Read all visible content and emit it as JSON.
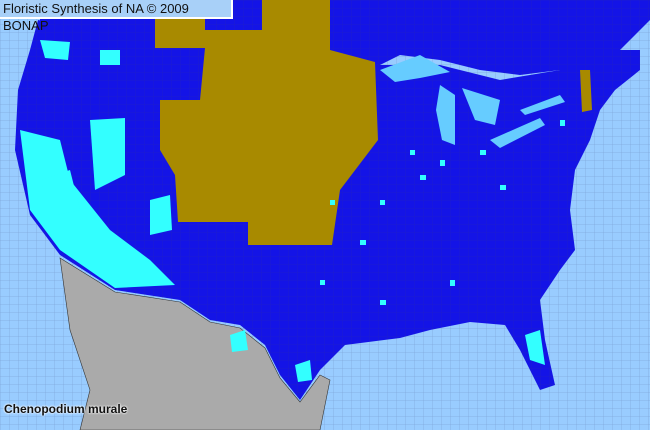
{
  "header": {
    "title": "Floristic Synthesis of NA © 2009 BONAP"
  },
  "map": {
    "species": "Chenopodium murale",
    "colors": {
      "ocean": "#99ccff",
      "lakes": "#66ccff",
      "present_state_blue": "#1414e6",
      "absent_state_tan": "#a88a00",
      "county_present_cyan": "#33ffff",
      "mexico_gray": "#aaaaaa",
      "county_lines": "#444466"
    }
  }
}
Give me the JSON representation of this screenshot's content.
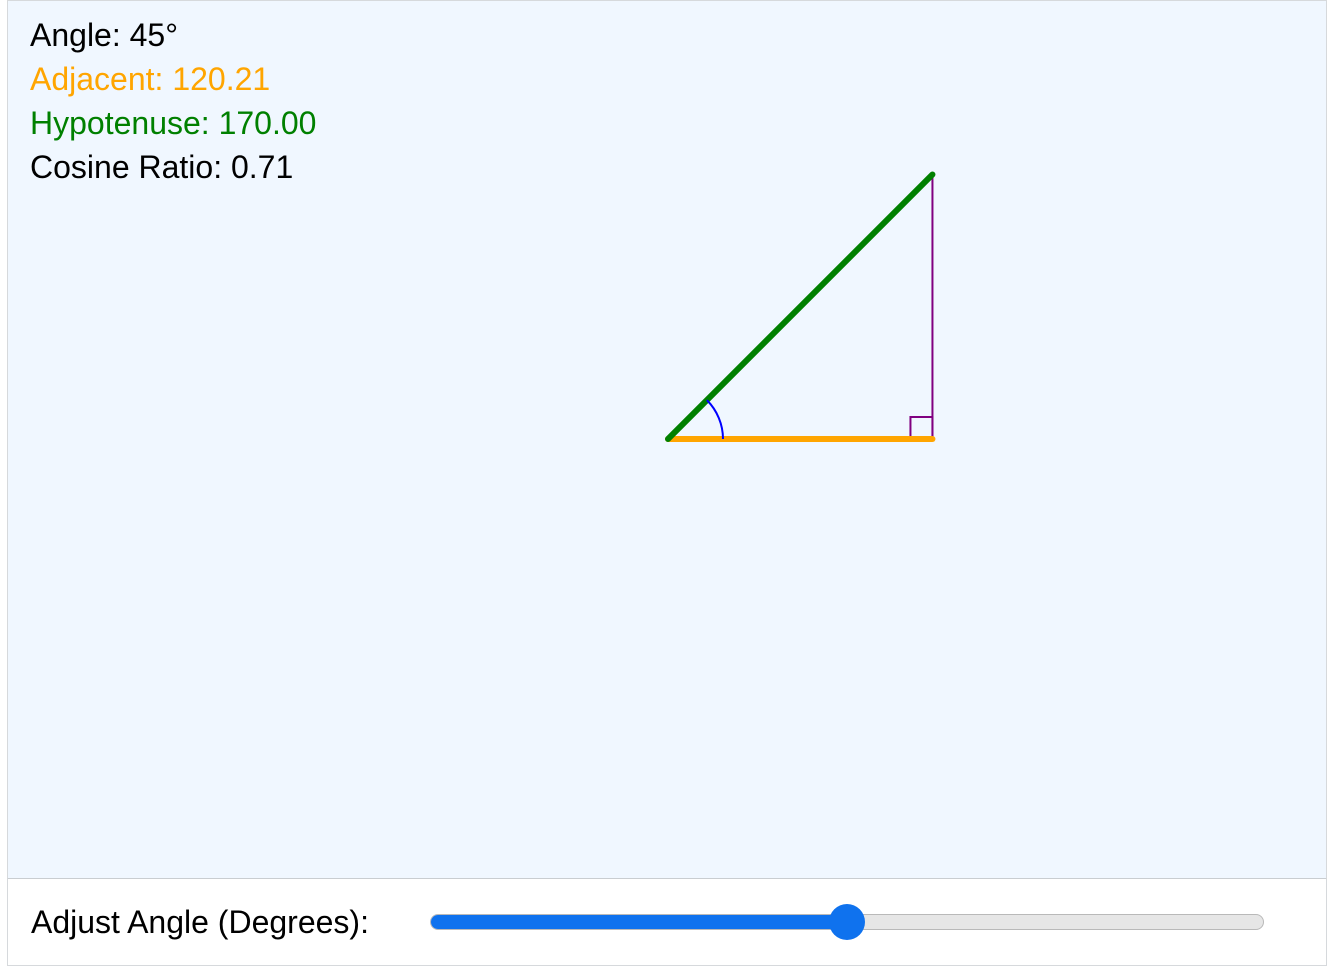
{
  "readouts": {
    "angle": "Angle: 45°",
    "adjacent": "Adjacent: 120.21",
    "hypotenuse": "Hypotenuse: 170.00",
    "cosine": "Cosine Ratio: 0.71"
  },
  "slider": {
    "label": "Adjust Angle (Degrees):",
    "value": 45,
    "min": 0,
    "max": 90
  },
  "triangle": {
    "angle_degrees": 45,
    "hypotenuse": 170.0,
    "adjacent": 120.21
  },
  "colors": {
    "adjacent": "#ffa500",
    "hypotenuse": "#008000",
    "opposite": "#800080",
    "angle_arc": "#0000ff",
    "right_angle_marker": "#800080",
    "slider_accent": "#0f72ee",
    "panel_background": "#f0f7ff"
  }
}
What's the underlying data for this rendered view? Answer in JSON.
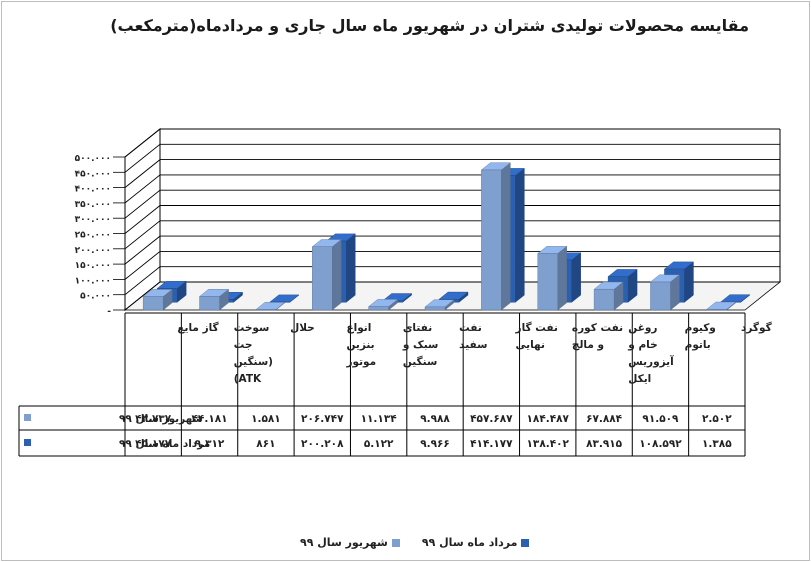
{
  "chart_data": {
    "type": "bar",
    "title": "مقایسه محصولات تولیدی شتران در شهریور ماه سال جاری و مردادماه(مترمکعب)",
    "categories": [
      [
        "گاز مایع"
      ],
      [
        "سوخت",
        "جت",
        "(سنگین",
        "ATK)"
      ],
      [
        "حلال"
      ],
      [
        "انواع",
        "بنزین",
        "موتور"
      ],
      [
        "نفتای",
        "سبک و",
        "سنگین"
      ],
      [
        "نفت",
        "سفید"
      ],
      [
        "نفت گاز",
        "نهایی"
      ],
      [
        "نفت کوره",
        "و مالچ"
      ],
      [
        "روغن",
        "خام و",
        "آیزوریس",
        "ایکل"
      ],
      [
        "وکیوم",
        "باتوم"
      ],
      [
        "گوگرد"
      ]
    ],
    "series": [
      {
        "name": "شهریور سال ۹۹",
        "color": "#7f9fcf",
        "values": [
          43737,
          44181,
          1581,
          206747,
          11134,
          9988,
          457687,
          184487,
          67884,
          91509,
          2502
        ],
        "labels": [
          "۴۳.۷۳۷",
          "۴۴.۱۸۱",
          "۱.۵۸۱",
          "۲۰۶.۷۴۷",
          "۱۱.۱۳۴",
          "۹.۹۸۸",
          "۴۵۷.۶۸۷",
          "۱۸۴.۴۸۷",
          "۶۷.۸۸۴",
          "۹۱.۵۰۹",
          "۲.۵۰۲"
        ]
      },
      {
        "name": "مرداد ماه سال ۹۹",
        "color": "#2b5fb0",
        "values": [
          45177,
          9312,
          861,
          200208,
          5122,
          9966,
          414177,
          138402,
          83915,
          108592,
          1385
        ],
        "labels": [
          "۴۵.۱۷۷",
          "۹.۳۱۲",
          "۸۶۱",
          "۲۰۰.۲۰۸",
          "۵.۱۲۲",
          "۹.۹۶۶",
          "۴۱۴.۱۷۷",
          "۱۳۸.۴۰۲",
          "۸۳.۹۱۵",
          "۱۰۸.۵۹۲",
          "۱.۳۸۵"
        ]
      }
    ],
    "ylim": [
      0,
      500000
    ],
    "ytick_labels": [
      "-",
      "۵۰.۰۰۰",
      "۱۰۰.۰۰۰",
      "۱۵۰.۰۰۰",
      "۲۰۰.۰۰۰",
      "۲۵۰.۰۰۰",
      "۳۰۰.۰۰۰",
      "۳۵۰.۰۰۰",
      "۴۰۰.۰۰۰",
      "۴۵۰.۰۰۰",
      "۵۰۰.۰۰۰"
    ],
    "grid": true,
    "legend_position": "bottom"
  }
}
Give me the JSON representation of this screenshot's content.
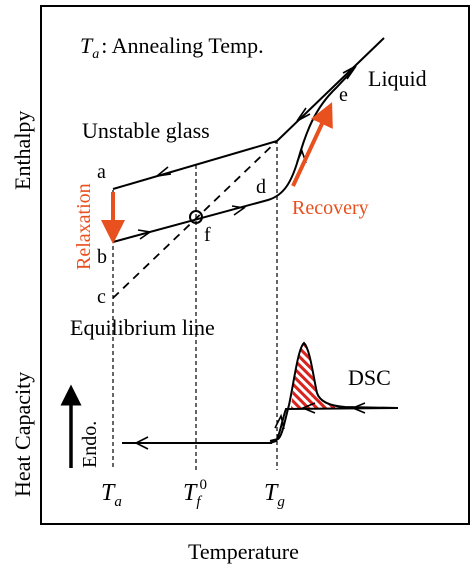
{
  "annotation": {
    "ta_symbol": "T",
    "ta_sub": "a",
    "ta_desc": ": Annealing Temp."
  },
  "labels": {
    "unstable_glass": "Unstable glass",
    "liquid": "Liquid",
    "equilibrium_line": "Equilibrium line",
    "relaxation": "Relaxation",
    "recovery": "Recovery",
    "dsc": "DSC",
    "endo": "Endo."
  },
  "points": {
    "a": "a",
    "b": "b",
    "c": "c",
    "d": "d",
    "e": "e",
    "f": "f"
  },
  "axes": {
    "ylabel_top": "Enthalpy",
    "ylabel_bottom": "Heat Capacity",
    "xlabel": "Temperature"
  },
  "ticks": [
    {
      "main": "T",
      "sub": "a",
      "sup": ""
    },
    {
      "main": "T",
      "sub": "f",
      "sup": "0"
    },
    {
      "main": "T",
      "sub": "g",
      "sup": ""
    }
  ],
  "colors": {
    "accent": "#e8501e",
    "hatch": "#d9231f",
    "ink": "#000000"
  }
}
________________________________________
## OBJECTIVE
Without the pictures, restate each entry exactly.

## ANSWER TO THIS TASK
Read all visible content and emit it as JSON.
{
  "header": {
    "title": "Floristic Synthesis of NA © 2009 BONAP"
  },
  "map": {
    "species": "Chenopodium murale",
    "colors": {
      "ocean": "#99ccff",
      "lakes": "#66ccff",
      "present_state_blue": "#1414e6",
      "absent_state_tan": "#a88a00",
      "county_present_cyan": "#33ffff",
      "mexico_gray": "#aaaaaa",
      "county_lines": "#444466"
    }
  }
}
Give me the JSON representation of this screenshot's content.
{
  "readouts": {
    "angle": "Angle: 45°",
    "adjacent": "Adjacent: 120.21",
    "hypotenuse": "Hypotenuse: 170.00",
    "cosine": "Cosine Ratio: 0.71"
  },
  "slider": {
    "label": "Adjust Angle (Degrees):",
    "value": 45,
    "min": 0,
    "max": 90
  },
  "triangle": {
    "angle_degrees": 45,
    "hypotenuse": 170.0,
    "adjacent": 120.21
  },
  "colors": {
    "adjacent": "#ffa500",
    "hypotenuse": "#008000",
    "opposite": "#800080",
    "angle_arc": "#0000ff",
    "right_angle_marker": "#800080",
    "slider_accent": "#0f72ee",
    "panel_background": "#f0f7ff"
  }
}
What's the underlying data for this rendered view? Answer in JSON.
{
  "chart_data": {
    "type": "bar",
    "title": "مقایسه محصولات تولیدی شتران در شهریور ماه سال جاری و مردادماه(مترمکعب)",
    "categories": [
      [
        "گاز مایع"
      ],
      [
        "سوخت",
        "جت",
        "(سنگین",
        "ATK)"
      ],
      [
        "حلال"
      ],
      [
        "انواع",
        "بنزین",
        "موتور"
      ],
      [
        "نفتای",
        "سبک و",
        "سنگین"
      ],
      [
        "نفت",
        "سفید"
      ],
      [
        "نفت گاز",
        "نهایی"
      ],
      [
        "نفت کوره",
        "و مالچ"
      ],
      [
        "روغن",
        "خام و",
        "آیزوریس",
        "ایکل"
      ],
      [
        "وکیوم",
        "باتوم"
      ],
      [
        "گوگرد"
      ]
    ],
    "series": [
      {
        "name": "شهریور سال ۹۹",
        "color": "#7f9fcf",
        "values": [
          43737,
          44181,
          1581,
          206747,
          11134,
          9988,
          457687,
          184487,
          67884,
          91509,
          2502
        ],
        "labels": [
          "۴۳.۷۳۷",
          "۴۴.۱۸۱",
          "۱.۵۸۱",
          "۲۰۶.۷۴۷",
          "۱۱.۱۳۴",
          "۹.۹۸۸",
          "۴۵۷.۶۸۷",
          "۱۸۴.۴۸۷",
          "۶۷.۸۸۴",
          "۹۱.۵۰۹",
          "۲.۵۰۲"
        ]
      },
      {
        "name": "مرداد ماه سال ۹۹",
        "color": "#2b5fb0",
        "values": [
          45177,
          9312,
          861,
          200208,
          5122,
          9966,
          414177,
          138402,
          83915,
          108592,
          1385
        ],
        "labels": [
          "۴۵.۱۷۷",
          "۹.۳۱۲",
          "۸۶۱",
          "۲۰۰.۲۰۸",
          "۵.۱۲۲",
          "۹.۹۶۶",
          "۴۱۴.۱۷۷",
          "۱۳۸.۴۰۲",
          "۸۳.۹۱۵",
          "۱۰۸.۵۹۲",
          "۱.۳۸۵"
        ]
      }
    ],
    "ylim": [
      0,
      500000
    ],
    "ytick_labels": [
      "-",
      "۵۰.۰۰۰",
      "۱۰۰.۰۰۰",
      "۱۵۰.۰۰۰",
      "۲۰۰.۰۰۰",
      "۲۵۰.۰۰۰",
      "۳۰۰.۰۰۰",
      "۳۵۰.۰۰۰",
      "۴۰۰.۰۰۰",
      "۴۵۰.۰۰۰",
      "۵۰۰.۰۰۰"
    ],
    "grid": true,
    "legend_position": "bottom"
  }
}
Give me the JSON representation of this screenshot's content.
{
  "annotation": {
    "ta_symbol": "T",
    "ta_sub": "a",
    "ta_desc": ": Annealing Temp."
  },
  "labels": {
    "unstable_glass": "Unstable glass",
    "liquid": "Liquid",
    "equilibrium_line": "Equilibrium line",
    "relaxation": "Relaxation",
    "recovery": "Recovery",
    "dsc": "DSC",
    "endo": "Endo."
  },
  "points": {
    "a": "a",
    "b": "b",
    "c": "c",
    "d": "d",
    "e": "e",
    "f": "f"
  },
  "axes": {
    "ylabel_top": "Enthalpy",
    "ylabel_bottom": "Heat Capacity",
    "xlabel": "Temperature"
  },
  "ticks": [
    {
      "main": "T",
      "sub": "a",
      "sup": ""
    },
    {
      "main": "T",
      "sub": "f",
      "sup": "0"
    },
    {
      "main": "T",
      "sub": "g",
      "sup": ""
    }
  ],
  "colors": {
    "accent": "#e8501e",
    "hatch": "#d9231f",
    "ink": "#000000"
  }
}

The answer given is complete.